_Your instructions_:
Show all lines holding "CRNK".

>>>

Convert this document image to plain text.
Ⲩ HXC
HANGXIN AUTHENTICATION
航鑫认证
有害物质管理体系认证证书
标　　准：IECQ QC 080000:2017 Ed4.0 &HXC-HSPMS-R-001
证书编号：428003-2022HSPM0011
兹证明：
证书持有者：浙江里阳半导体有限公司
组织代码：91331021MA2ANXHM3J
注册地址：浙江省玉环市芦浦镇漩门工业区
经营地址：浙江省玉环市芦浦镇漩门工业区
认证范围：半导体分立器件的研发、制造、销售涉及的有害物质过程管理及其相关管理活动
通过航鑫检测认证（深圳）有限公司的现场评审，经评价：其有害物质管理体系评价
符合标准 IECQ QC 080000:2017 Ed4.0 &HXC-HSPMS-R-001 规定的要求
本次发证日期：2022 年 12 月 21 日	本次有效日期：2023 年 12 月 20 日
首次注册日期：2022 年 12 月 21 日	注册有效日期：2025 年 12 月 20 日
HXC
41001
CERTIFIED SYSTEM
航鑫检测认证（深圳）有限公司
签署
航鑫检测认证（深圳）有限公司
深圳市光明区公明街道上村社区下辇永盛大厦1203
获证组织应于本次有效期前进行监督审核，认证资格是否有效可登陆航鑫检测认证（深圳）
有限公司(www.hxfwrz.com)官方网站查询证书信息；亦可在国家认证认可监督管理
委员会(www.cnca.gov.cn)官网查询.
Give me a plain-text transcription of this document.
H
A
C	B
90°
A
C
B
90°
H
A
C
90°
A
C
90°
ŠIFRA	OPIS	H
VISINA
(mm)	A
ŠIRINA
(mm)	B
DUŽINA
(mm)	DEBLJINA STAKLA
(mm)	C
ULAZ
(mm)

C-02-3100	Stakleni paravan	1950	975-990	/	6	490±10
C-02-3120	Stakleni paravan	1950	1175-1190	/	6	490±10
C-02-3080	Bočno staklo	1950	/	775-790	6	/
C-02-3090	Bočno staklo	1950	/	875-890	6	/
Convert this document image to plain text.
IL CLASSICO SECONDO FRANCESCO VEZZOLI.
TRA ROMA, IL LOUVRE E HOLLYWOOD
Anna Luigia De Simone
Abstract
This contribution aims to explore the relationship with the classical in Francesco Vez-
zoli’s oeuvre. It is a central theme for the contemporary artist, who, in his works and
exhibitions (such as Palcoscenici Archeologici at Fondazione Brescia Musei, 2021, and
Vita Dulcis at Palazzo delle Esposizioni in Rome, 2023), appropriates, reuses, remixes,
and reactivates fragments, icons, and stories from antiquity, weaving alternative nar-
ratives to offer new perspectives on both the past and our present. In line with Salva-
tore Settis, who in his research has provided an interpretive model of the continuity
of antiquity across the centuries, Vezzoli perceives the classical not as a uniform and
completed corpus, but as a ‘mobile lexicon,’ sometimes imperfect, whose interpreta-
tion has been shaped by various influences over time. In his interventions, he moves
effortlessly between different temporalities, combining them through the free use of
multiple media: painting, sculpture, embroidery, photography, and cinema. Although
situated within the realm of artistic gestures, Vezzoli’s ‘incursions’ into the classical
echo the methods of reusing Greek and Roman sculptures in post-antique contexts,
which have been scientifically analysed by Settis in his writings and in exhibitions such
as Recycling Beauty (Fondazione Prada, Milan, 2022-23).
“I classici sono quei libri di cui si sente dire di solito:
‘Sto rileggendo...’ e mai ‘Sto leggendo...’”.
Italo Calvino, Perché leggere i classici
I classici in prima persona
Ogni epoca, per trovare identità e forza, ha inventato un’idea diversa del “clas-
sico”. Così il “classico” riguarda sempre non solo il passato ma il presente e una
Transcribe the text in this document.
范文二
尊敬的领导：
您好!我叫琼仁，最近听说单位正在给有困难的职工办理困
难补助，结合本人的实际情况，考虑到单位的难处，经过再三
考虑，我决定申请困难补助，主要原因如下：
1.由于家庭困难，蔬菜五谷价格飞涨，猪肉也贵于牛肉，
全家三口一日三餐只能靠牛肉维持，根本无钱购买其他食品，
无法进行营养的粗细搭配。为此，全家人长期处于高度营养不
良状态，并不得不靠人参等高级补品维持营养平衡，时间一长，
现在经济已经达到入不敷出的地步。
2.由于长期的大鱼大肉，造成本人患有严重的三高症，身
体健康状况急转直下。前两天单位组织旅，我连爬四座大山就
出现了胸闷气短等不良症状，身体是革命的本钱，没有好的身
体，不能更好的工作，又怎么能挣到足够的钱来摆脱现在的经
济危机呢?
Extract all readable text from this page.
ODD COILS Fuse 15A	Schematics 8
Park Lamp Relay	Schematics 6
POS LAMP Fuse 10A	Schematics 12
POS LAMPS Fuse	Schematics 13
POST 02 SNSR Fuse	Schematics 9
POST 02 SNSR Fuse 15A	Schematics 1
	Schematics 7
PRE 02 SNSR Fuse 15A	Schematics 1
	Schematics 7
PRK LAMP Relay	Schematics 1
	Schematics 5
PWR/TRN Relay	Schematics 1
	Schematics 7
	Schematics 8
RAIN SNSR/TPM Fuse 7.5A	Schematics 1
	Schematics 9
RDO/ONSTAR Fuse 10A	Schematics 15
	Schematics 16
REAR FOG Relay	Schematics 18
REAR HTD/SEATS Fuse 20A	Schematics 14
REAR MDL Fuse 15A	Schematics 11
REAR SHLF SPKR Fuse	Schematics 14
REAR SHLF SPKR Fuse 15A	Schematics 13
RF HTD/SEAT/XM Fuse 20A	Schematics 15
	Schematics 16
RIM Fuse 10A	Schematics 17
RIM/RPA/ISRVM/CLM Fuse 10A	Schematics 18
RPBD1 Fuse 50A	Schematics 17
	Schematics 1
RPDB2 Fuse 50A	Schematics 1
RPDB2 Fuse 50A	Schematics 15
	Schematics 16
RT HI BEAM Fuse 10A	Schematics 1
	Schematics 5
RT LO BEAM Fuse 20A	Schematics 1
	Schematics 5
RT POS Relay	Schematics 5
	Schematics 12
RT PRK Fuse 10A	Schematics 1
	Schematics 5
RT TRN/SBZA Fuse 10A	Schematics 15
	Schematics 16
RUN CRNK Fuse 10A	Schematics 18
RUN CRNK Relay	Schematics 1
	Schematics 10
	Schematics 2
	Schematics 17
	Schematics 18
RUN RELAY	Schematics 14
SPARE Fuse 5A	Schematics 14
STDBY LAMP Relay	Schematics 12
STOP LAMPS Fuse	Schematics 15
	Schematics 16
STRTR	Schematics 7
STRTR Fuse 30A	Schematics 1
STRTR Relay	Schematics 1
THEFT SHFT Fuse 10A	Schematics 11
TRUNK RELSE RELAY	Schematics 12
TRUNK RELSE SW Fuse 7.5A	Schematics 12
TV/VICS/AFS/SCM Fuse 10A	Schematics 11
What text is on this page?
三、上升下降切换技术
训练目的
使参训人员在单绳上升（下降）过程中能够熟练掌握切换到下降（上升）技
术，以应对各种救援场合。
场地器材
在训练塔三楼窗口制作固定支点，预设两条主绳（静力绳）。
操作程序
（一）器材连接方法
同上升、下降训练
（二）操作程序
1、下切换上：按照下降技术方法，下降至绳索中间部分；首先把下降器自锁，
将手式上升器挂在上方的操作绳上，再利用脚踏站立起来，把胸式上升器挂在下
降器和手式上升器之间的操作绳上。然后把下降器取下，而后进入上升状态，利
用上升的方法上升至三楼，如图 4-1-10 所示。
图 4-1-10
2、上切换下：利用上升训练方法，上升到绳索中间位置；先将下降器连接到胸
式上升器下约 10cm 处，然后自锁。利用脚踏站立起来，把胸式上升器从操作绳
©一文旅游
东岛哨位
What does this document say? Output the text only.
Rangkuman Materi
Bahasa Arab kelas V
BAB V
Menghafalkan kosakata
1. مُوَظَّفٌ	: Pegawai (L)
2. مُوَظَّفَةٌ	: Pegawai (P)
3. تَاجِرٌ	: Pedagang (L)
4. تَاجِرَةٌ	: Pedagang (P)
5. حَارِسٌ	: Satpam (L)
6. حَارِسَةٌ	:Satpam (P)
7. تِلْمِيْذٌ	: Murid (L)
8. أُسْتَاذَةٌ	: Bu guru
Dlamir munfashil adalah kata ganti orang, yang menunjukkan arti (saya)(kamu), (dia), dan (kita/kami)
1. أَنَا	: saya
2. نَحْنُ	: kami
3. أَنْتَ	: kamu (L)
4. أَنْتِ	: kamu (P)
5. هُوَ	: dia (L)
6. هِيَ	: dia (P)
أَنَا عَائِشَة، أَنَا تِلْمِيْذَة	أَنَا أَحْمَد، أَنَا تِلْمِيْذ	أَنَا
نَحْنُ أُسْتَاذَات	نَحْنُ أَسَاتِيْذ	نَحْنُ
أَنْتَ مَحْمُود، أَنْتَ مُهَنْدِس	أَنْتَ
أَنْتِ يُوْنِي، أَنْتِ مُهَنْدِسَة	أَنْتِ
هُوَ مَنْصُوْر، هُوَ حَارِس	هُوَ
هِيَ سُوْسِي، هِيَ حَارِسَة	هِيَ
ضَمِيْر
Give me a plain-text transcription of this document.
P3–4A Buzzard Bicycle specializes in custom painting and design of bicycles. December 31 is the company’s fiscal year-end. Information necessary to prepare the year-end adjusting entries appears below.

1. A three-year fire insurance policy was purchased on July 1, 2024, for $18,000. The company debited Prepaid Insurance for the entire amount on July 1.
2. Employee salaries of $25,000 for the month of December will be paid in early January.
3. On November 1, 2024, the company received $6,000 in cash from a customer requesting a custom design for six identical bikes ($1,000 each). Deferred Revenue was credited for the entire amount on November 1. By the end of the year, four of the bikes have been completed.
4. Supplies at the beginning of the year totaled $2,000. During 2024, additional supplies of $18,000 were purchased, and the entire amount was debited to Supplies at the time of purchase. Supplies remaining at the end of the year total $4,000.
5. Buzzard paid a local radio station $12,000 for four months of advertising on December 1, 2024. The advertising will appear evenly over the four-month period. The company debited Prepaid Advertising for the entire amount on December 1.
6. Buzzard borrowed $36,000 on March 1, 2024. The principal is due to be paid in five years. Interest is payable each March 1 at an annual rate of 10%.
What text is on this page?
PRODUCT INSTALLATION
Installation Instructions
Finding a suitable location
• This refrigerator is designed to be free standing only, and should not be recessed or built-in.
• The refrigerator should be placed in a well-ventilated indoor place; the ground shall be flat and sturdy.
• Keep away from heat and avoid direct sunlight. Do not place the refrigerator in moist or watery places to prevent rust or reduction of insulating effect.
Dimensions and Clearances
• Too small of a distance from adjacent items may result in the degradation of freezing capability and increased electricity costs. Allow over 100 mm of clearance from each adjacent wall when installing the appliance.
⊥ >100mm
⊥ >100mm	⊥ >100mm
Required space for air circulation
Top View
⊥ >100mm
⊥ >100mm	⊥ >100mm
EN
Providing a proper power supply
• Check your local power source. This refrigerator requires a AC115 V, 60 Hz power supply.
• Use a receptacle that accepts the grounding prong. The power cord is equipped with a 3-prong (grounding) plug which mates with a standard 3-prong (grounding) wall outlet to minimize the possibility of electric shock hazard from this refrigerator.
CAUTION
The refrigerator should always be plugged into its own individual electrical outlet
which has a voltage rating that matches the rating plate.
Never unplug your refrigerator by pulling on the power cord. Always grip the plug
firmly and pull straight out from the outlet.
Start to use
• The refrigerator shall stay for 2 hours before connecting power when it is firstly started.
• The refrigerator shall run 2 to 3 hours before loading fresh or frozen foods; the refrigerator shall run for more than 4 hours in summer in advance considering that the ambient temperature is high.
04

<<<

_Solution_:
RUN CRNK Fuse 10A	Schematics 18
RUN CRNK Relay	Schematics 1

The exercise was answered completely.